## INPUT DATA
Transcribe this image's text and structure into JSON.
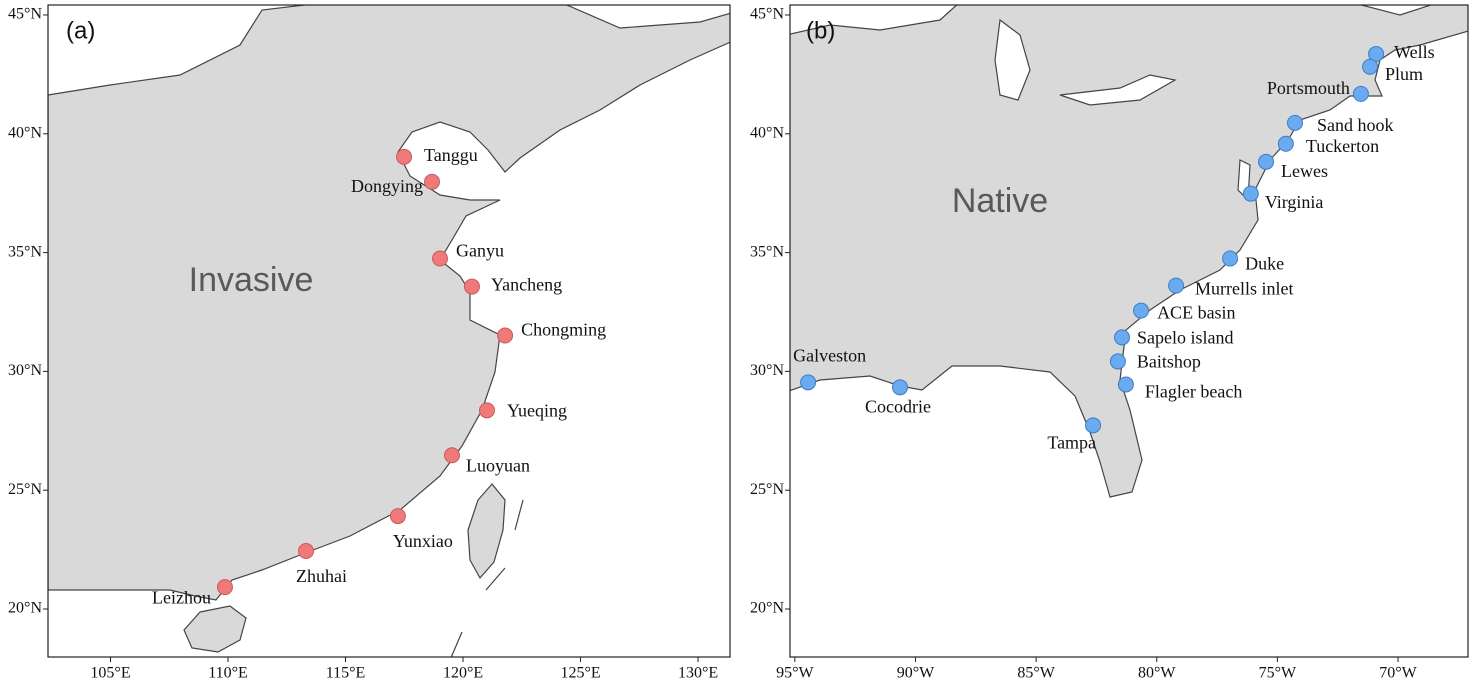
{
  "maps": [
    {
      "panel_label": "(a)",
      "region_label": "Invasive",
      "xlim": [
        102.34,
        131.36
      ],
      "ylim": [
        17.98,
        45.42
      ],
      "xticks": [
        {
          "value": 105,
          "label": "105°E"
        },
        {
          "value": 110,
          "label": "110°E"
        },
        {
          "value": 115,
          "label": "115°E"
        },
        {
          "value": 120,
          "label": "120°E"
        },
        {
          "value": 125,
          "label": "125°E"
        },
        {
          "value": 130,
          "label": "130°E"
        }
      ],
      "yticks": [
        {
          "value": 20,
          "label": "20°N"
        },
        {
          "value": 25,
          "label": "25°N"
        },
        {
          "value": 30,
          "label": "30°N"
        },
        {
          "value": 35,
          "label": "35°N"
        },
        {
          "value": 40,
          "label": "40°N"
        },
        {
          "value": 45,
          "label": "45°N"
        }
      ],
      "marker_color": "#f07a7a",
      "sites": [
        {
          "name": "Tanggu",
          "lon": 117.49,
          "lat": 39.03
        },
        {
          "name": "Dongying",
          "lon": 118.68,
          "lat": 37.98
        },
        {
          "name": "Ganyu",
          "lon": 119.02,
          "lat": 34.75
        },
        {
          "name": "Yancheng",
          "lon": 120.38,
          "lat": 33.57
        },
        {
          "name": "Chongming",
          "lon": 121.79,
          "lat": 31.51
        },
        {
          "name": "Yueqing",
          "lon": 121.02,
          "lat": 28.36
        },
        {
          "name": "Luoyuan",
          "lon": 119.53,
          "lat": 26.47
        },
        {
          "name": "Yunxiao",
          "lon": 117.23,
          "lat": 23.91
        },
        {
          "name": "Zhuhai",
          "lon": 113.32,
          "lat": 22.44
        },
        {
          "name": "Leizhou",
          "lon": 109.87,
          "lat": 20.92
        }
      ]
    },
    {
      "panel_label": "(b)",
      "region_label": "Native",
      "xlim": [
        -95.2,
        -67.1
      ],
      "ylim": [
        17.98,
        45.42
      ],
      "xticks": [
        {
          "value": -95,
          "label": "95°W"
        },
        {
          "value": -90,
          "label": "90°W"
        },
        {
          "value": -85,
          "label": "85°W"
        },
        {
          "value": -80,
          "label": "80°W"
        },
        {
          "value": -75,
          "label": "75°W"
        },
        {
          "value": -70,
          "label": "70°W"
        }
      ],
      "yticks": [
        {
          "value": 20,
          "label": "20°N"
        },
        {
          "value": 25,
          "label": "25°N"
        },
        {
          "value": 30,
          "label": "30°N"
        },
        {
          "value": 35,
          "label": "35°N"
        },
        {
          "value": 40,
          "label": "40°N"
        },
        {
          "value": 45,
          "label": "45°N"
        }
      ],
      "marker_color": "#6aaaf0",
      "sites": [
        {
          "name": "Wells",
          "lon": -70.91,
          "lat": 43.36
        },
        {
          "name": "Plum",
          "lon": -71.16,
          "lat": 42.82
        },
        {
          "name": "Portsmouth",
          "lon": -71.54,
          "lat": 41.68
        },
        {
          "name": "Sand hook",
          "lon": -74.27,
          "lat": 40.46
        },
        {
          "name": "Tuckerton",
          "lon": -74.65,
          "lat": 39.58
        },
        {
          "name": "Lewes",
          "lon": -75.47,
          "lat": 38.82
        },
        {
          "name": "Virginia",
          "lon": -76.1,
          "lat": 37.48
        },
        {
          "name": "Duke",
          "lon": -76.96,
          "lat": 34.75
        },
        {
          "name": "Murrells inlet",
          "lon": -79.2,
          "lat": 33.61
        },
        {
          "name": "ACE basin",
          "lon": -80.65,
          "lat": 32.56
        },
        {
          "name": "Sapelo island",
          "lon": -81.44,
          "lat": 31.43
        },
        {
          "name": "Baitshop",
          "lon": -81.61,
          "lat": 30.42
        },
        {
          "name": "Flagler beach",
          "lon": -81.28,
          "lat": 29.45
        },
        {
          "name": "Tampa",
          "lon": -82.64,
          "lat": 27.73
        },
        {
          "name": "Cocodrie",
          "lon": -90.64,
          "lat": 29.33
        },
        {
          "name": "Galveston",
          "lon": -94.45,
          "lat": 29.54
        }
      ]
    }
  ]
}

## OBJECTIVE
Every record is to be reproduced exactly, with no pictures included.

## RESPONSE TO THIS EXERCISE
Transcribe this image's text and structure into JSON.
{
  "maps": [
    {
      "panel_label": "(a)",
      "region_label": "Invasive",
      "xlim": [
        102.34,
        131.36
      ],
      "ylim": [
        17.98,
        45.42
      ],
      "xticks": [
        {
          "value": 105,
          "label": "105°E"
        },
        {
          "value": 110,
          "label": "110°E"
        },
        {
          "value": 115,
          "label": "115°E"
        },
        {
          "value": 120,
          "label": "120°E"
        },
        {
          "value": 125,
          "label": "125°E"
        },
        {
          "value": 130,
          "label": "130°E"
        }
      ],
      "yticks": [
        {
          "value": 20,
          "label": "20°N"
        },
        {
          "value": 25,
          "label": "25°N"
        },
        {
          "value": 30,
          "label": "30°N"
        },
        {
          "value": 35,
          "label": "35°N"
        },
        {
          "value": 40,
          "label": "40°N"
        },
        {
          "value": 45,
          "label": "45°N"
        }
      ],
      "marker_color": "#f07a7a",
      "sites": [
        {
          "name": "Tanggu",
          "lon": 117.49,
          "lat": 39.03
        },
        {
          "name": "Dongying",
          "lon": 118.68,
          "lat": 37.98
        },
        {
          "name": "Ganyu",
          "lon": 119.02,
          "lat": 34.75
        },
        {
          "name": "Yancheng",
          "lon": 120.38,
          "lat": 33.57
        },
        {
          "name": "Chongming",
          "lon": 121.79,
          "lat": 31.51
        },
        {
          "name": "Yueqing",
          "lon": 121.02,
          "lat": 28.36
        },
        {
          "name": "Luoyuan",
          "lon": 119.53,
          "lat": 26.47
        },
        {
          "name": "Yunxiao",
          "lon": 117.23,
          "lat": 23.91
        },
        {
          "name": "Zhuhai",
          "lon": 113.32,
          "lat": 22.44
        },
        {
          "name": "Leizhou",
          "lon": 109.87,
          "lat": 20.92
        }
      ]
    },
    {
      "panel_label": "(b)",
      "region_label": "Native",
      "xlim": [
        -95.2,
        -67.1
      ],
      "ylim": [
        17.98,
        45.42
      ],
      "xticks": [
        {
          "value": -95,
          "label": "95°W"
        },
        {
          "value": -90,
          "label": "90°W"
        },
        {
          "value": -85,
          "label": "85°W"
        },
        {
          "value": -80,
          "label": "80°W"
        },
        {
          "value": -75,
          "label": "75°W"
        },
        {
          "value": -70,
          "label": "70°W"
        }
      ],
      "yticks": [
        {
          "value": 20,
          "label": "20°N"
        },
        {
          "value": 25,
          "label": "25°N"
        },
        {
          "value": 30,
          "label": "30°N"
        },
        {
          "value": 35,
          "label": "35°N"
        },
        {
          "value": 40,
          "label": "40°N"
        },
        {
          "value": 45,
          "label": "45°N"
        }
      ],
      "marker_color": "#6aaaf0",
      "sites": [
        {
          "name": "Wells",
          "lon": -70.91,
          "lat": 43.36
        },
        {
          "name": "Plum",
          "lon": -71.16,
          "lat": 42.82
        },
        {
          "name": "Portsmouth",
          "lon": -71.54,
          "lat": 41.68
        },
        {
          "name": "Sand hook",
          "lon": -74.27,
          "lat": 40.46
        },
        {
          "name": "Tuckerton",
          "lon": -74.65,
          "lat": 39.58
        },
        {
          "name": "Lewes",
          "lon": -75.47,
          "lat": 38.82
        },
        {
          "name": "Virginia",
          "lon": -76.1,
          "lat": 37.48
        },
        {
          "name": "Duke",
          "lon": -76.96,
          "lat": 34.75
        },
        {
          "name": "Murrells inlet",
          "lon": -79.2,
          "lat": 33.61
        },
        {
          "name": "ACE basin",
          "lon": -80.65,
          "lat": 32.56
        },
        {
          "name": "Sapelo island",
          "lon": -81.44,
          "lat": 31.43
        },
        {
          "name": "Baitshop",
          "lon": -81.61,
          "lat": 30.42
        },
        {
          "name": "Flagler beach",
          "lon": -81.28,
          "lat": 29.45
        },
        {
          "name": "Tampa",
          "lon": -82.64,
          "lat": 27.73
        },
        {
          "name": "Cocodrie",
          "lon": -90.64,
          "lat": 29.33
        },
        {
          "name": "Galveston",
          "lon": -94.45,
          "lat": 29.54
        }
      ]
    }
  ]
}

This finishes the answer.